Required task ->
Copy out the entries in full and with complete accuracy; pictures are excluded.

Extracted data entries

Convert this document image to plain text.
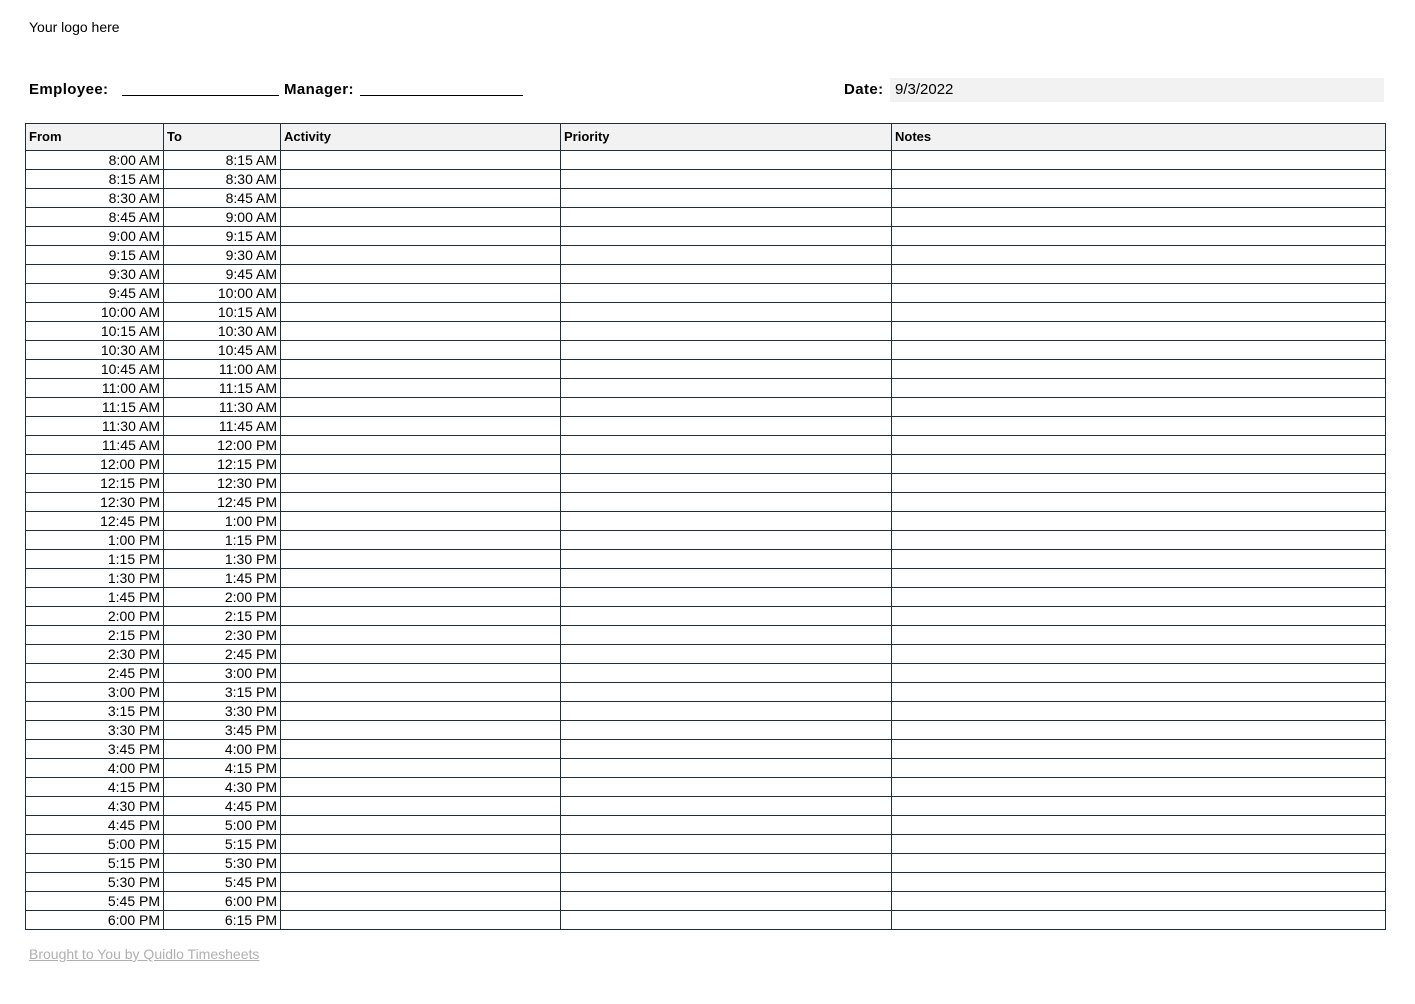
Your logo here
Employee:	Manager:	Date: 9/3/2022
From	To	Activity	Priority	Notes
8:00 AM	8:15 AM			
8:15 AM	8:30 AM			
8:30 AM	8:45 AM			
8:45 AM	9:00 AM			
9:00 AM	9:15 AM			
9:15 AM	9:30 AM			
9:30 AM	9:45 AM			
9:45 AM	10:00 AM			
10:00 AM	10:15 AM			
10:15 AM	10:30 AM			
10:30 AM	10:45 AM			
10:45 AM	11:00 AM			
11:00 AM	11:15 AM			
11:15 AM	11:30 AM			
11:30 AM	11:45 AM			
11:45 AM	12:00 PM			
12:00 PM	12:15 PM			
12:15 PM	12:30 PM			
12:30 PM	12:45 PM			
12:45 PM	1:00 PM			
1:00 PM	1:15 PM			
1:15 PM	1:30 PM			
1:30 PM	1:45 PM			
1:45 PM	2:00 PM			
2:00 PM	2:15 PM			
2:15 PM	2:30 PM			
2:30 PM	2:45 PM			
2:45 PM	3:00 PM			
3:00 PM	3:15 PM			
3:15 PM	3:30 PM			
3:30 PM	3:45 PM			
3:45 PM	4:00 PM			
4:00 PM	4:15 PM			
4:15 PM	4:30 PM			
4:30 PM	4:45 PM			
4:45 PM	5:00 PM			
5:00 PM	5:15 PM			
5:15 PM	5:30 PM			
5:30 PM	5:45 PM			
5:45 PM	6:00 PM			
6:00 PM	6:15 PM			
Brought to You by Quidlo Timesheets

The solution ->
Convert this document image to plain text.
Your logo here
Employee:	Manager:	Date: 9/3/2022
From	To	Activity	Priority	Notes
8:00 AM	8:15 AM			
8:15 AM	8:30 AM			
8:30 AM	8:45 AM			
8:45 AM	9:00 AM			
9:00 AM	9:15 AM			
9:15 AM	9:30 AM			
9:30 AM	9:45 AM			
9:45 AM	10:00 AM			
10:00 AM	10:15 AM			
10:15 AM	10:30 AM			
10:30 AM	10:45 AM			
10:45 AM	11:00 AM			
11:00 AM	11:15 AM			
11:15 AM	11:30 AM			
11:30 AM	11:45 AM			
11:45 AM	12:00 PM			
12:00 PM	12:15 PM			
12:15 PM	12:30 PM			
12:30 PM	12:45 PM			
12:45 PM	1:00 PM			
1:00 PM	1:15 PM			
1:15 PM	1:30 PM			
1:30 PM	1:45 PM			
1:45 PM	2:00 PM			
2:00 PM	2:15 PM			
2:15 PM	2:30 PM			
2:30 PM	2:45 PM			
2:45 PM	3:00 PM			
3:00 PM	3:15 PM			
3:15 PM	3:30 PM			
3:30 PM	3:45 PM			
3:45 PM	4:00 PM			
4:00 PM	4:15 PM			
4:15 PM	4:30 PM			
4:30 PM	4:45 PM			
4:45 PM	5:00 PM			
5:00 PM	5:15 PM			
5:15 PM	5:30 PM			
5:30 PM	5:45 PM			
5:45 PM	6:00 PM			
6:00 PM	6:15 PM			
Brought to You by Quidlo Timesheets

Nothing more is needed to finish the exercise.